──────── Data entries ────────

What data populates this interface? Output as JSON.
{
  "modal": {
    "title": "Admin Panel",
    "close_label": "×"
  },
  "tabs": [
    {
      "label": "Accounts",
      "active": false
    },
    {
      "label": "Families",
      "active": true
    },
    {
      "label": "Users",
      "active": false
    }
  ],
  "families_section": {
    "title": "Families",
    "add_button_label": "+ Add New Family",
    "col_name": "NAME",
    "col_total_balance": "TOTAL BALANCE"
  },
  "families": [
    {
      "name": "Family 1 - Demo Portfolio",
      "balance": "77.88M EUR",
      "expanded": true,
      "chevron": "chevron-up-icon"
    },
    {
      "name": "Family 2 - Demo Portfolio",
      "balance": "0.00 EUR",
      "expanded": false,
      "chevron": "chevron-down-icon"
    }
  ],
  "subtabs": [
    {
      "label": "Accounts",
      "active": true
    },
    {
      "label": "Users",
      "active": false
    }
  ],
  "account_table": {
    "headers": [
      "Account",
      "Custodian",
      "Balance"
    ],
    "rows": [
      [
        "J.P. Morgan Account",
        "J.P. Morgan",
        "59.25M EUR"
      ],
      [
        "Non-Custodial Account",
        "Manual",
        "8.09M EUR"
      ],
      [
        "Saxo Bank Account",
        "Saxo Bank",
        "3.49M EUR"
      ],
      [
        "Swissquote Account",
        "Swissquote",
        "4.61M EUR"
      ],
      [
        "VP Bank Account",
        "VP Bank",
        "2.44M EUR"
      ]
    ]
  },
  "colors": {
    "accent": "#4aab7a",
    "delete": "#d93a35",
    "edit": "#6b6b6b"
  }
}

────────
──────── Data entries ────────

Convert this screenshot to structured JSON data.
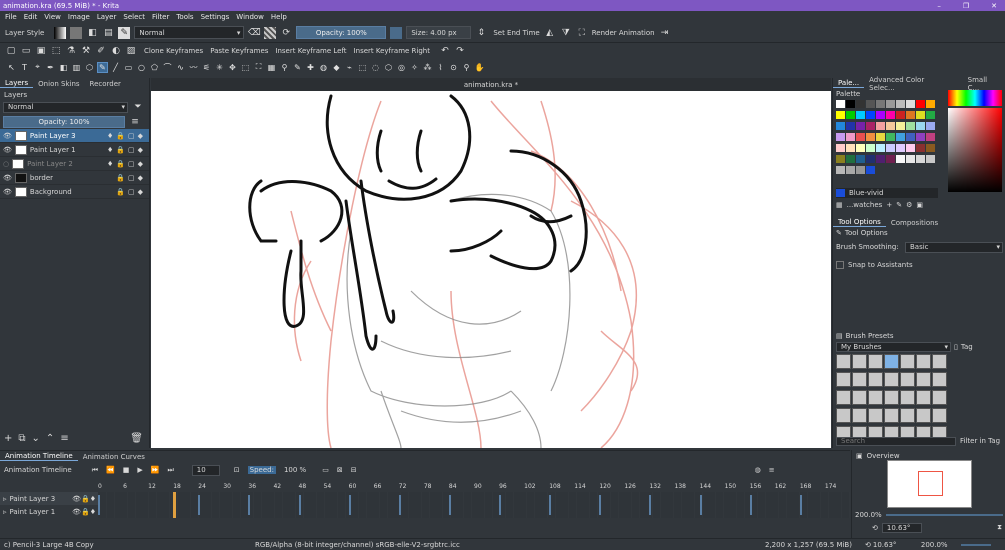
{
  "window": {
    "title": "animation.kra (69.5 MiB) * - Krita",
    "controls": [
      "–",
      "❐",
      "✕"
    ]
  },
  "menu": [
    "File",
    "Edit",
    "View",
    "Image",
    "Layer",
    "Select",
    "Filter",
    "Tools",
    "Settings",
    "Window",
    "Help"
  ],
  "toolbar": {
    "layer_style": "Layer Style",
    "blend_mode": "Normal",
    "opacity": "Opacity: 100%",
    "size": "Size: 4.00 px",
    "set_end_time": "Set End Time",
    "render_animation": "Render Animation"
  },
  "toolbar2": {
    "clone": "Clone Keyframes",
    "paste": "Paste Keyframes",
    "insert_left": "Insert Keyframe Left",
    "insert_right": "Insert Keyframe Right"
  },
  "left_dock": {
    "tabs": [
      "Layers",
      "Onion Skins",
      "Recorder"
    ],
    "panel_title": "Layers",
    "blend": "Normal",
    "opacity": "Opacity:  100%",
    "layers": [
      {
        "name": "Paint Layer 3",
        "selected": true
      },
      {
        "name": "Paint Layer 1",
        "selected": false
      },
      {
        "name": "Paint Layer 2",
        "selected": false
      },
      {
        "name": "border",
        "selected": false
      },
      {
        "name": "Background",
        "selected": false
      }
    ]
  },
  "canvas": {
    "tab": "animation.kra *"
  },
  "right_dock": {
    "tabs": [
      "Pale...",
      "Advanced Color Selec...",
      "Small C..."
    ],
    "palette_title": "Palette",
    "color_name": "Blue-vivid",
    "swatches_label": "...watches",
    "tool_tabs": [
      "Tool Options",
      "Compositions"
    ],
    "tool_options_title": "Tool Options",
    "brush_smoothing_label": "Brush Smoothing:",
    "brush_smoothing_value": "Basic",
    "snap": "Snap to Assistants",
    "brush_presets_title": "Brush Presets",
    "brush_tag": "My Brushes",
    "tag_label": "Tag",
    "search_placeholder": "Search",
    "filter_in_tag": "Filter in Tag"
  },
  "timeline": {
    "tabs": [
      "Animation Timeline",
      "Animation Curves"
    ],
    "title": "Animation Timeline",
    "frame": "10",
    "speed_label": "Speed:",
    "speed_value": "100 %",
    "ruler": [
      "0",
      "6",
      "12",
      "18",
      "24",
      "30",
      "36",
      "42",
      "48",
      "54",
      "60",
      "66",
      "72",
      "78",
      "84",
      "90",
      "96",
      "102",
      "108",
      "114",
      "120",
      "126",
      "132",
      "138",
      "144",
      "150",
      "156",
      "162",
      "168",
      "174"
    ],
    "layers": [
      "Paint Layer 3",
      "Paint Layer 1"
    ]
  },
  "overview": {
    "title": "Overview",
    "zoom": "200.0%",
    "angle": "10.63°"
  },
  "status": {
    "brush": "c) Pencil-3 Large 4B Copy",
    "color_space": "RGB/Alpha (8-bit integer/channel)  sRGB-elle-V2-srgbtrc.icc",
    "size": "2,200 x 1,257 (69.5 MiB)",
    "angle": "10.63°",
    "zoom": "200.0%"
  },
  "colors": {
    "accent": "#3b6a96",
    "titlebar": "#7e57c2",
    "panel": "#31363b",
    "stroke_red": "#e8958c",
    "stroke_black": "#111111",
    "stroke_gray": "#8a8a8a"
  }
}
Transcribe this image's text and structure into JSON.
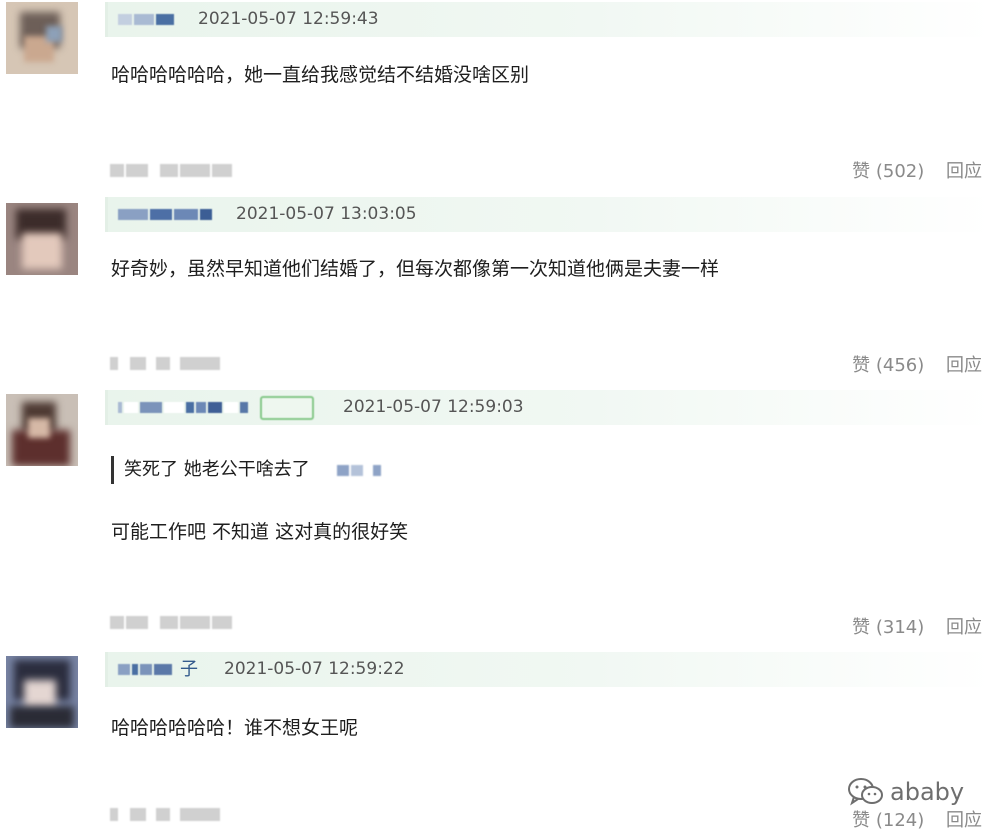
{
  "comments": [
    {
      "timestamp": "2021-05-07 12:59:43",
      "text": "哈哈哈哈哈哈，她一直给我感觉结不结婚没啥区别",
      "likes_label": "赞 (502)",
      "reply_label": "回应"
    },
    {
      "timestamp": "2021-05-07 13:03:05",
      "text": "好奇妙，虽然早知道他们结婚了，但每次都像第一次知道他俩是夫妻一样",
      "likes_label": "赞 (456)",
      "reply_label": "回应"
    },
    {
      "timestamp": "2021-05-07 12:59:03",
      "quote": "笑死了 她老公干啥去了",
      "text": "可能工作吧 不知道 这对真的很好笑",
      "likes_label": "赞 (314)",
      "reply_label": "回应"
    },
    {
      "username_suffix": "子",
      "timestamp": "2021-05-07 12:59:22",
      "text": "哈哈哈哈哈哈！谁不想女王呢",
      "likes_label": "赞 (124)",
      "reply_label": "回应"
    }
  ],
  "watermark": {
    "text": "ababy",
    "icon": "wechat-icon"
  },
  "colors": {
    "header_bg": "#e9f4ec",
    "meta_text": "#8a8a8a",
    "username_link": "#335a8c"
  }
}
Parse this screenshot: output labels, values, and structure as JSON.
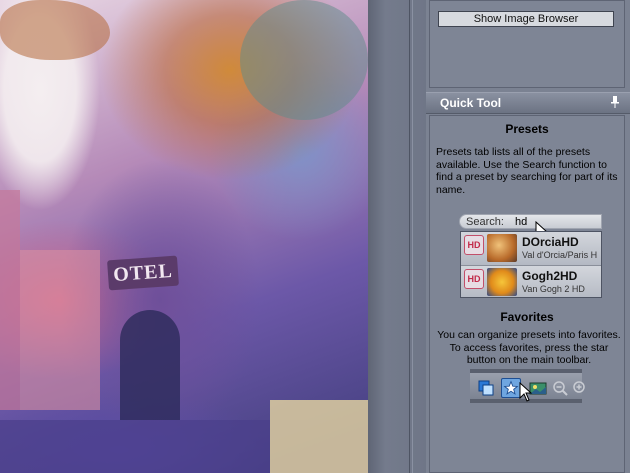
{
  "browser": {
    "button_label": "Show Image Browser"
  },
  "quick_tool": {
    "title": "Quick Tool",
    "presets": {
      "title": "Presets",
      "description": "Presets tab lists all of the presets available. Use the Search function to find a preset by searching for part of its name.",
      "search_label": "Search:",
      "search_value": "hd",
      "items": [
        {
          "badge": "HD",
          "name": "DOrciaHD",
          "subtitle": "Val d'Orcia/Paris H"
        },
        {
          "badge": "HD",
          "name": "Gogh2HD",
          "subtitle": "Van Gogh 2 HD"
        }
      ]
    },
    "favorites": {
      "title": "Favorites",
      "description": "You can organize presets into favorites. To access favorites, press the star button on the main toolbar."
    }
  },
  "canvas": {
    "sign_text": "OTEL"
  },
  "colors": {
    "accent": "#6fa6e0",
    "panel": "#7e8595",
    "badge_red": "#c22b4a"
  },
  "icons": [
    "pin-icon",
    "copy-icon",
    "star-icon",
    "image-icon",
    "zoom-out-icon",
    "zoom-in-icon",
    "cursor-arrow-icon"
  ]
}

────────

Task: Identify lines with the string "Keyframes". Copy each one.

Solution:
    "clone": "Clone Keyframes",
    "paste": "Paste Keyframes",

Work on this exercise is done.